[Stated goal] Every line of the material is to be quoted verbatim, minus the pictures.

[Data listing]
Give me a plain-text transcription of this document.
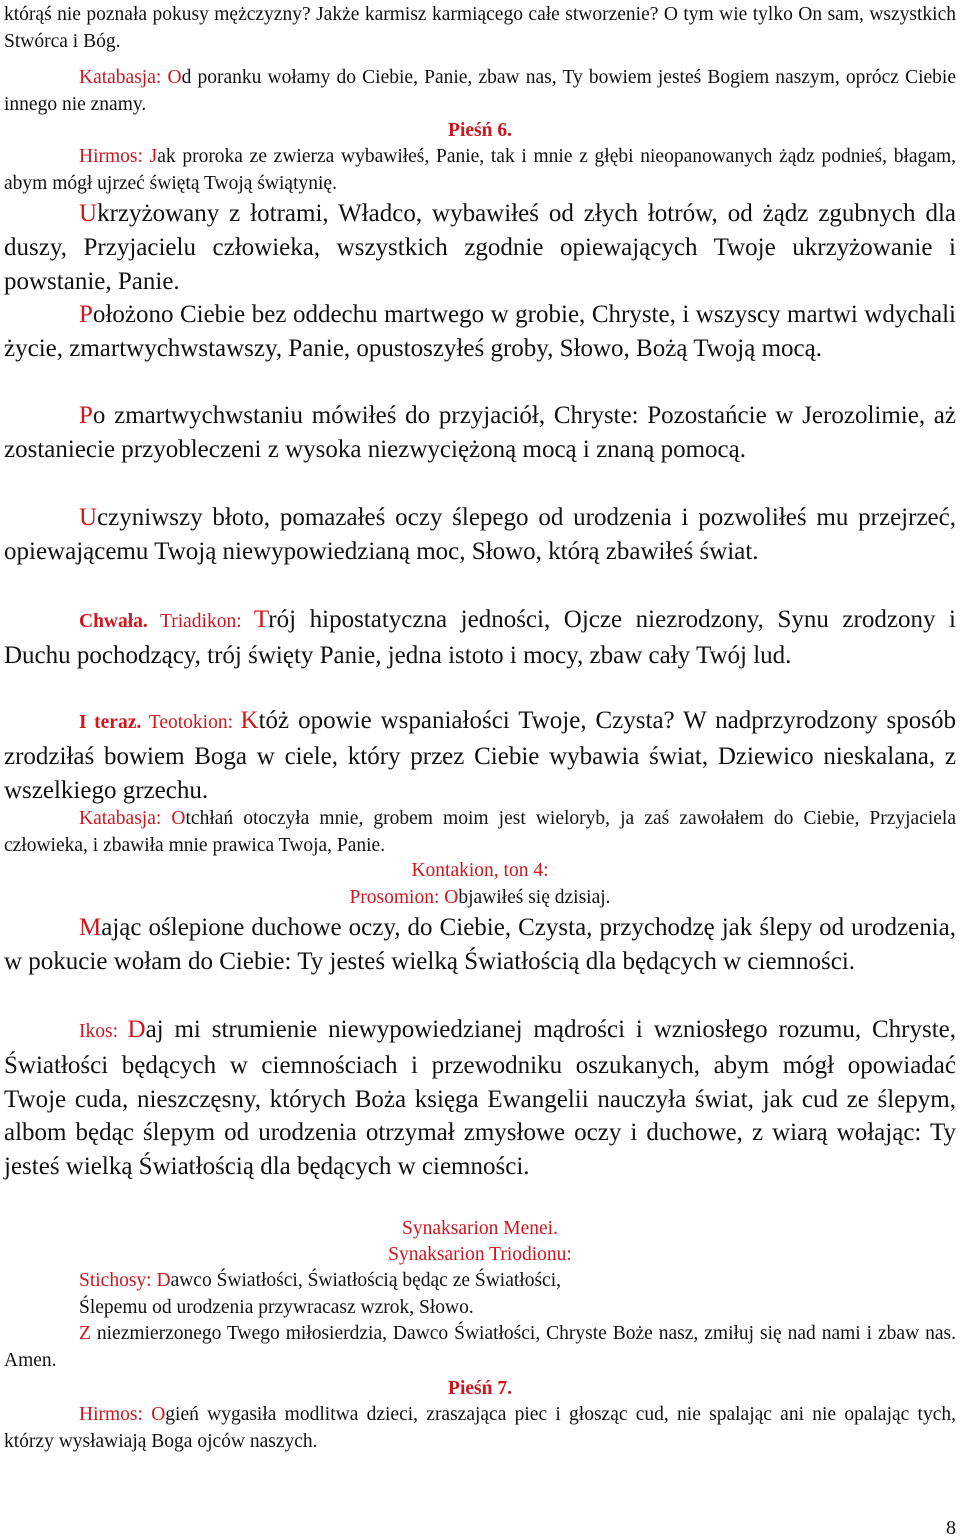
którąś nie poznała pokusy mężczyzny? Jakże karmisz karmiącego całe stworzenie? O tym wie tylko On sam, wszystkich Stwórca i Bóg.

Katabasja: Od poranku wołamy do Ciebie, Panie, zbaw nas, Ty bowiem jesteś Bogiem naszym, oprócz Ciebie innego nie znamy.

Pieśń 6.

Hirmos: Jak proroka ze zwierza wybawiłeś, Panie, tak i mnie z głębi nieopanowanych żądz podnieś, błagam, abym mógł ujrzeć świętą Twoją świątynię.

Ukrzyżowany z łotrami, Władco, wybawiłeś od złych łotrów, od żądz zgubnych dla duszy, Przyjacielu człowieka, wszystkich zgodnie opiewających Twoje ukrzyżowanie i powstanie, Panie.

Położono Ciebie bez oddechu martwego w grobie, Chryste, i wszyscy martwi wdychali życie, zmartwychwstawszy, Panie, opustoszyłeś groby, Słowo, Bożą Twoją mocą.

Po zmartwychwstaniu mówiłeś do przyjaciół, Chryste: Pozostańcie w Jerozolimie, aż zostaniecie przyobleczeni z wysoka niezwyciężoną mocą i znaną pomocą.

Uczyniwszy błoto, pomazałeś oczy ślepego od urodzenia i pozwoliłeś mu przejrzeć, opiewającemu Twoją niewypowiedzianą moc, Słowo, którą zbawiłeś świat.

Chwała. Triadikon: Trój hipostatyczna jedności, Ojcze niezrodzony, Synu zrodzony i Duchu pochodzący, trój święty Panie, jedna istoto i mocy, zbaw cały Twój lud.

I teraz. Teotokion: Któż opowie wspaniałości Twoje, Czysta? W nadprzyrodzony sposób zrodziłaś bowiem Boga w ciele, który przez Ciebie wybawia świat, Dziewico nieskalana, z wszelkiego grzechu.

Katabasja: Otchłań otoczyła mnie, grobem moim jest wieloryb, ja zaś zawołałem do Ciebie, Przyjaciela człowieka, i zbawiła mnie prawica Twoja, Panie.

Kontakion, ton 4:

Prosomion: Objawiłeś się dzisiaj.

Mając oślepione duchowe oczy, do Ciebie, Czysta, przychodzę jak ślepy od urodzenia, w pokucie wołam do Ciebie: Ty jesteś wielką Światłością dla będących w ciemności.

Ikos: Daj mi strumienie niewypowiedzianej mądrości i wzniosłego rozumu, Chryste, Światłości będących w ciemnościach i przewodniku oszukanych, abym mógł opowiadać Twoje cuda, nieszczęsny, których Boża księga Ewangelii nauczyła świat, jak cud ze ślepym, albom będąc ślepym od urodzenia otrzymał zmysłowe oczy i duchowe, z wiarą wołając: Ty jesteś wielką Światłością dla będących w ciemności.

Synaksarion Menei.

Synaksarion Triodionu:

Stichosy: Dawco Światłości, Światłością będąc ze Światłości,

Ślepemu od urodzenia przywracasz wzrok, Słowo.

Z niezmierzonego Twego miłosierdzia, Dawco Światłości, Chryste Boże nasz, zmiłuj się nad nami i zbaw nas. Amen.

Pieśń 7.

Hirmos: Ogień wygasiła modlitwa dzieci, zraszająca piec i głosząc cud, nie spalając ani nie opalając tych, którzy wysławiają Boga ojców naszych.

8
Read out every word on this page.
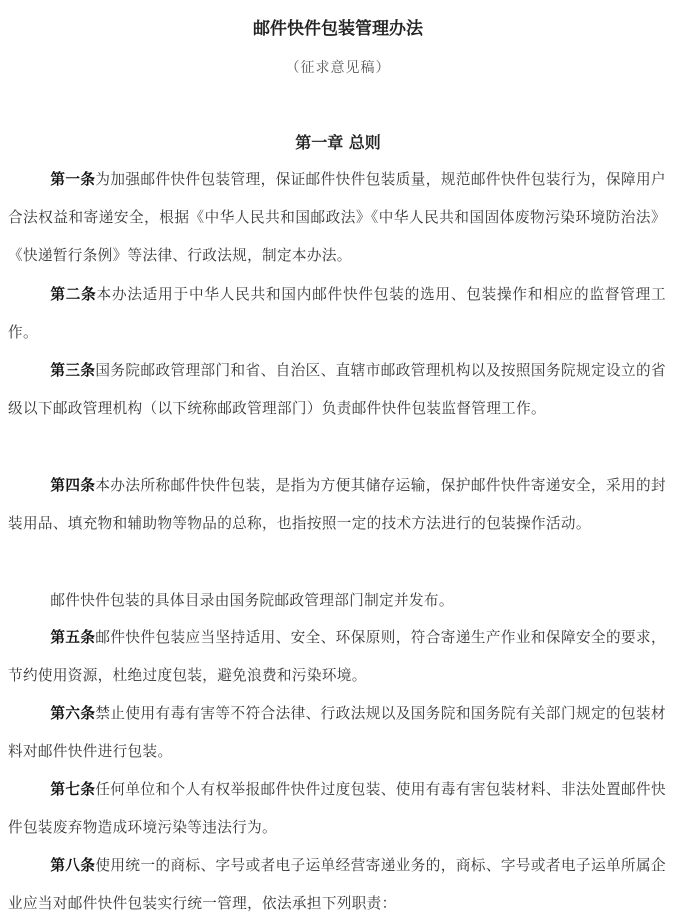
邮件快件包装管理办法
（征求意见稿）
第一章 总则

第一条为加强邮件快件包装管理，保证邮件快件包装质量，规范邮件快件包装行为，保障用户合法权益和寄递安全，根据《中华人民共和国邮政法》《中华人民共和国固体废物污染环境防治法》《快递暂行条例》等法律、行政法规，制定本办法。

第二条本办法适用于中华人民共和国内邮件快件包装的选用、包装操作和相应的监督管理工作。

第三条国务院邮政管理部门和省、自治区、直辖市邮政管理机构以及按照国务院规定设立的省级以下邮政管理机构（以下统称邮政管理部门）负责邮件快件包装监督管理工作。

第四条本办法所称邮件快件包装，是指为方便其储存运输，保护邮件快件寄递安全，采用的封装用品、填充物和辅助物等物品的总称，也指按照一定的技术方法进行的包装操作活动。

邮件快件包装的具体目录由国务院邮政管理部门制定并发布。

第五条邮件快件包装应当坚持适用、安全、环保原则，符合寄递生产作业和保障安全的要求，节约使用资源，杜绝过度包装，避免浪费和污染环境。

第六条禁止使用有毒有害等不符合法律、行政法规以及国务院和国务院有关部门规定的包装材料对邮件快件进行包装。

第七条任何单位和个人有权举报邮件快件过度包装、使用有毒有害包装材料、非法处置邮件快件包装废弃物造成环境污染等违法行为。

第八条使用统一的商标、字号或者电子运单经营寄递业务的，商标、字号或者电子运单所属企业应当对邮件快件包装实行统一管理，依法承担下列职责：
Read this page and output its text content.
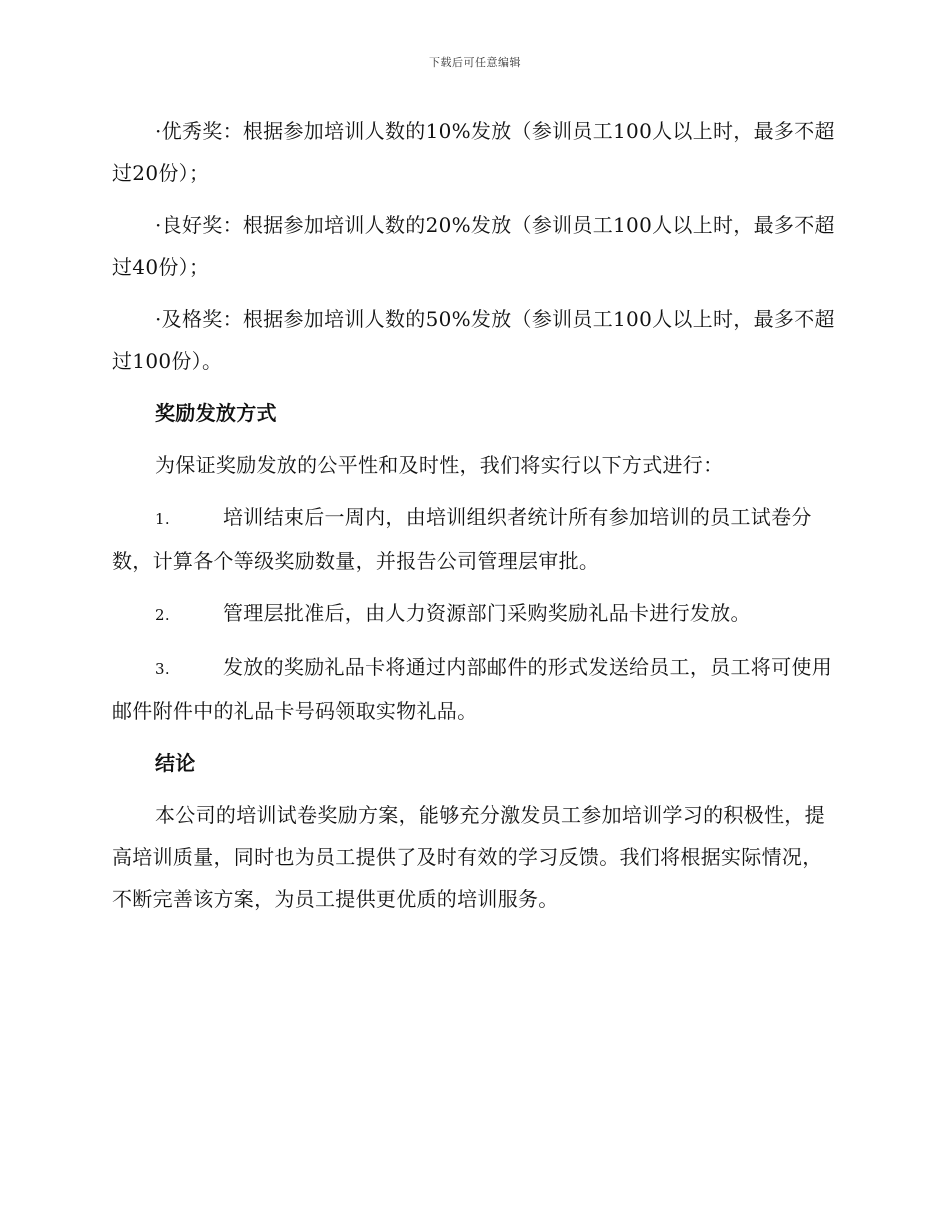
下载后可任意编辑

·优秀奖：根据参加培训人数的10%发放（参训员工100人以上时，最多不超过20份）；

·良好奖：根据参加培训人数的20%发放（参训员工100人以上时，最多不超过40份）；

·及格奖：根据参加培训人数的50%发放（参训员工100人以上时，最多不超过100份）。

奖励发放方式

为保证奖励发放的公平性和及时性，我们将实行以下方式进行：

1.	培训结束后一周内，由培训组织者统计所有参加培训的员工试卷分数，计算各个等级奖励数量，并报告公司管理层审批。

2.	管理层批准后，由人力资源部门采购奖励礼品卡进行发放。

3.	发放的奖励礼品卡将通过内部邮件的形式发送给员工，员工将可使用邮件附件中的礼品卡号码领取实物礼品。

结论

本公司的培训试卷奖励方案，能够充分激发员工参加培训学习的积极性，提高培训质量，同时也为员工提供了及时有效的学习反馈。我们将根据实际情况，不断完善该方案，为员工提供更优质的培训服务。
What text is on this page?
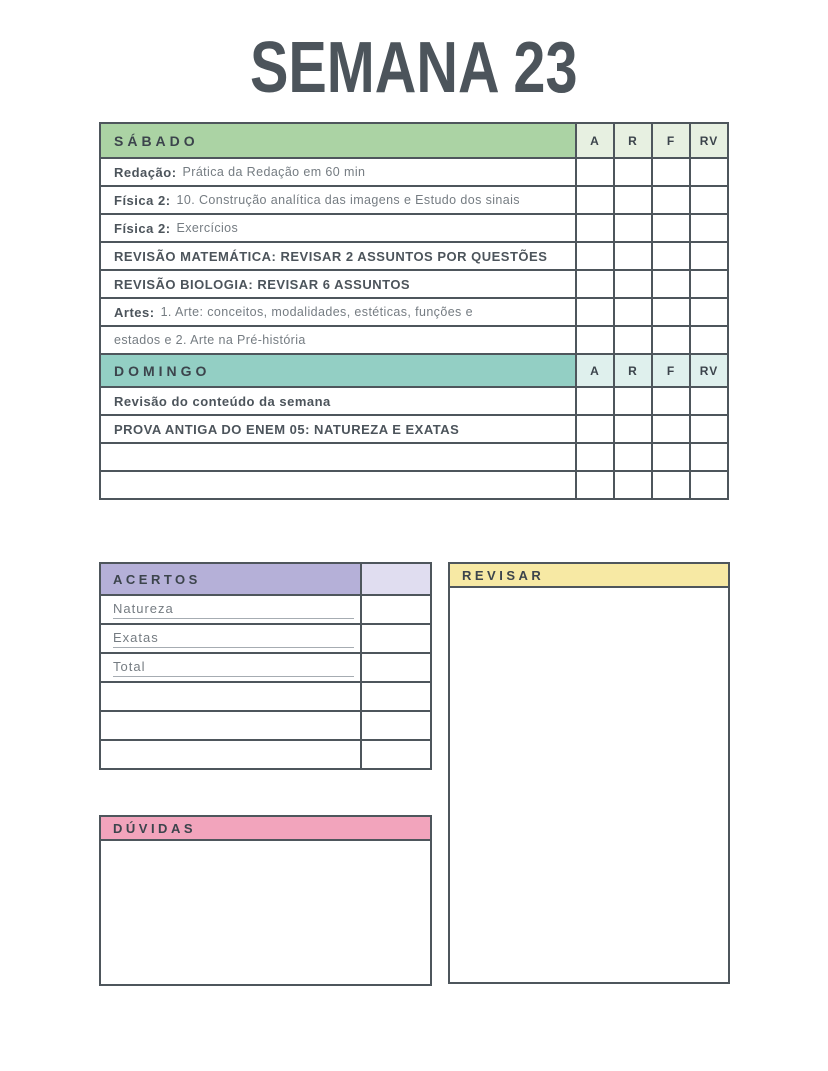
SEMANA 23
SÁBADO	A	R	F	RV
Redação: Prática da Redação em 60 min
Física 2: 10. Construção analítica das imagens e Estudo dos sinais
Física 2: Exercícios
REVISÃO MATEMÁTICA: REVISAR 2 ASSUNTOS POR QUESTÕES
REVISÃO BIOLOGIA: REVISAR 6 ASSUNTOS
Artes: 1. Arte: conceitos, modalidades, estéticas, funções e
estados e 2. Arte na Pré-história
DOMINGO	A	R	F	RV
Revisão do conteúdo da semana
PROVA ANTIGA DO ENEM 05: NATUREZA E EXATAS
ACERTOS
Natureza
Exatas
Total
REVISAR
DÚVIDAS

[Written reply]
Give me a plain-text transcription of this document.
którąś nie poznała pokusy mężczyzny? Jakże karmisz karmiącego całe stworzenie? O tym wie tylko On sam, wszystkich Stwórca i Bóg.

Katabasja: Od poranku wołamy do Ciebie, Panie, zbaw nas, Ty bowiem jesteś Bogiem naszym, oprócz Ciebie innego nie znamy.

Pieśń 6.

Hirmos: Jak proroka ze zwierza wybawiłeś, Panie, tak i mnie z głębi nieopanowanych żądz podnieś, błagam, abym mógł ujrzeć świętą Twoją świątynię.

Ukrzyżowany z łotrami, Władco, wybawiłeś od złych łotrów, od żądz zgubnych dla duszy, Przyjacielu człowieka, wszystkich zgodnie opiewających Twoje ukrzyżowanie i powstanie, Panie.

Położono Ciebie bez oddechu martwego w grobie, Chryste, i wszyscy martwi wdychali życie, zmartwychwstawszy, Panie, opustoszyłeś groby, Słowo, Bożą Twoją mocą.

Po zmartwychwstaniu mówiłeś do przyjaciół, Chryste: Pozostańcie w Jerozolimie, aż zostaniecie przyobleczeni z wysoka niezwyciężoną mocą i znaną pomocą.

Uczyniwszy błoto, pomazałeś oczy ślepego od urodzenia i pozwoliłeś mu przejrzeć, opiewającemu Twoją niewypowiedzianą moc, Słowo, którą zbawiłeś świat.

Chwała. Triadikon: Trój hipostatyczna jedności, Ojcze niezrodzony, Synu zrodzony i Duchu pochodzący, trój święty Panie, jedna istoto i mocy, zbaw cały Twój lud.

I teraz. Teotokion: Któż opowie wspaniałości Twoje, Czysta? W nadprzyrodzony sposób zrodziłaś bowiem Boga w ciele, który przez Ciebie wybawia świat, Dziewico nieskalana, z wszelkiego grzechu.

Katabasja: Otchłań otoczyła mnie, grobem moim jest wieloryb, ja zaś zawołałem do Ciebie, Przyjaciela człowieka, i zbawiła mnie prawica Twoja, Panie.

Kontakion, ton 4:

Prosomion: Objawiłeś się dzisiaj.

Mając oślepione duchowe oczy, do Ciebie, Czysta, przychodzę jak ślepy od urodzenia, w pokucie wołam do Ciebie: Ty jesteś wielką Światłością dla będących w ciemności.

Ikos: Daj mi strumienie niewypowiedzianej mądrości i wzniosłego rozumu, Chryste, Światłości będących w ciemnościach i przewodniku oszukanych, abym mógł opowiadać Twoje cuda, nieszczęsny, których Boża księga Ewangelii nauczyła świat, jak cud ze ślepym, albom będąc ślepym od urodzenia otrzymał zmysłowe oczy i duchowe, z wiarą wołając: Ty jesteś wielką Światłością dla będących w ciemności.

Synaksarion Menei.

Synaksarion Triodionu:

Stichosy: Dawco Światłości, Światłością będąc ze Światłości,

Ślepemu od urodzenia przywracasz wzrok, Słowo.

Z niezmierzonego Twego miłosierdzia, Dawco Światłości, Chryste Boże nasz, zmiłuj się nad nami i zbaw nas. Amen.

Pieśń 7.

Hirmos: Ogień wygasiła modlitwa dzieci, zraszająca piec i głosząc cud, nie spalając ani nie opalając tych, którzy wysławiają Boga ojców naszych.

8
Read out every word on this page.
邮件快件包装管理办法
（征求意见稿）
第一章 总则

第一条为加强邮件快件包装管理，保证邮件快件包装质量，规范邮件快件包装行为，保障用户合法权益和寄递安全，根据《中华人民共和国邮政法》《中华人民共和国固体废物污染环境防治法》《快递暂行条例》等法律、行政法规，制定本办法。

第二条本办法适用于中华人民共和国内邮件快件包装的选用、包装操作和相应的监督管理工作。

第三条国务院邮政管理部门和省、自治区、直辖市邮政管理机构以及按照国务院规定设立的省级以下邮政管理机构（以下统称邮政管理部门）负责邮件快件包装监督管理工作。

第四条本办法所称邮件快件包装，是指为方便其储存运输，保护邮件快件寄递安全，采用的封装用品、填充物和辅助物等物品的总称，也指按照一定的技术方法进行的包装操作活动。

邮件快件包装的具体目录由国务院邮政管理部门制定并发布。

第五条邮件快件包装应当坚持适用、安全、环保原则，符合寄递生产作业和保障安全的要求，节约使用资源，杜绝过度包装，避免浪费和污染环境。

第六条禁止使用有毒有害等不符合法律、行政法规以及国务院和国务院有关部门规定的包装材料对邮件快件进行包装。

第七条任何单位和个人有权举报邮件快件过度包装、使用有毒有害包装材料、非法处置邮件快件包装废弃物造成环境污染等违法行为。

第八条使用统一的商标、字号或者电子运单经营寄递业务的，商标、字号或者电子运单所属企业应当对邮件快件包装实行统一管理，依法承担下列职责：
Read this page and output its text content.
下载后可任意编辑

·优秀奖：根据参加培训人数的10%发放（参训员工100人以上时，最多不超过20份）；

·良好奖：根据参加培训人数的20%发放（参训员工100人以上时，最多不超过40份）；

·及格奖：根据参加培训人数的50%发放（参训员工100人以上时，最多不超过100份）。

奖励发放方式

为保证奖励发放的公平性和及时性，我们将实行以下方式进行：

1.	培训结束后一周内，由培训组织者统计所有参加培训的员工试卷分数，计算各个等级奖励数量，并报告公司管理层审批。

2.	管理层批准后，由人力资源部门采购奖励礼品卡进行发放。

3.	发放的奖励礼品卡将通过内部邮件的形式发送给员工，员工将可使用邮件附件中的礼品卡号码领取实物礼品。

结论

本公司的培训试卷奖励方案，能够充分激发员工参加培训学习的积极性，提高培训质量，同时也为员工提供了及时有效的学习反馈。我们将根据实际情况，不断完善该方案，为员工提供更优质的培训服务。
What text is on this page?
SEMANA 23
SÁBADO	A	R	F	RV
Redação: Prática da Redação em 60 min
Física 2: 10. Construção analítica das imagens e Estudo dos sinais
Física 2: Exercícios
REVISÃO MATEMÁTICA: REVISAR 2 ASSUNTOS POR QUESTÕES
REVISÃO BIOLOGIA: REVISAR 6 ASSUNTOS
Artes: 1. Arte: conceitos, modalidades, estéticas, funções e
estados e 2. Arte na Pré-história
DOMINGO	A	R	F	RV
Revisão do conteúdo da semana
PROVA ANTIGA DO ENEM 05: NATUREZA E EXATAS
ACERTOS
Natureza
Exatas
Total
REVISAR
DÚVIDAS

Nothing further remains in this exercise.